Records:
____

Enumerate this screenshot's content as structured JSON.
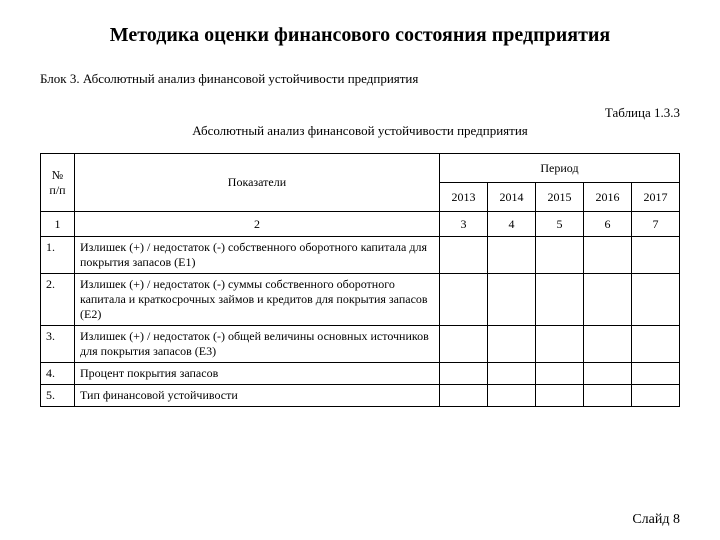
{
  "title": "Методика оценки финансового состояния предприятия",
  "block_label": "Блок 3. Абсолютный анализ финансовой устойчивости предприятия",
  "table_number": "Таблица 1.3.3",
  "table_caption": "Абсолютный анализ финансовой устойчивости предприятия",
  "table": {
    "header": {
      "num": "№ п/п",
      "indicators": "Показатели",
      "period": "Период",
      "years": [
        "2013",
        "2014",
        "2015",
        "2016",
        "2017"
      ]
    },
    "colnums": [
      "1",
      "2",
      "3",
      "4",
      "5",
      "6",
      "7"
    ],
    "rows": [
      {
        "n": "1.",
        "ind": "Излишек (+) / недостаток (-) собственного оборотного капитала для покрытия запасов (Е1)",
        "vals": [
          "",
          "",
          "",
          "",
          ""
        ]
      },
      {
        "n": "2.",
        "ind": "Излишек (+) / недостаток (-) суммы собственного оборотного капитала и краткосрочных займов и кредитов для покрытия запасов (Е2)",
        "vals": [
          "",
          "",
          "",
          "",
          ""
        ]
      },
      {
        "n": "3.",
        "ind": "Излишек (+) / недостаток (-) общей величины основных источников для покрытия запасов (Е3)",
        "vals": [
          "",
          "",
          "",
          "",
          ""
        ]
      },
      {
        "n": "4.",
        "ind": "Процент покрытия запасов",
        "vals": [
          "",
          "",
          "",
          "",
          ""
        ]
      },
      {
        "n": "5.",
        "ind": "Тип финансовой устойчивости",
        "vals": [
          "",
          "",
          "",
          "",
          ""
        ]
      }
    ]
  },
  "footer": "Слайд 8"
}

____

_EXERCISE PROMPT_. Where a line above contains the string "финансовой", copy that line.

_RESPONSE TO THE TASK_.
  "block_label": "Блок 3. Абсолютный анализ финансовой устойчивости предприятия",
  "table_caption": "Абсолютный анализ финансовой устойчивости предприятия",
        "ind": "Тип финансовой устойчивости",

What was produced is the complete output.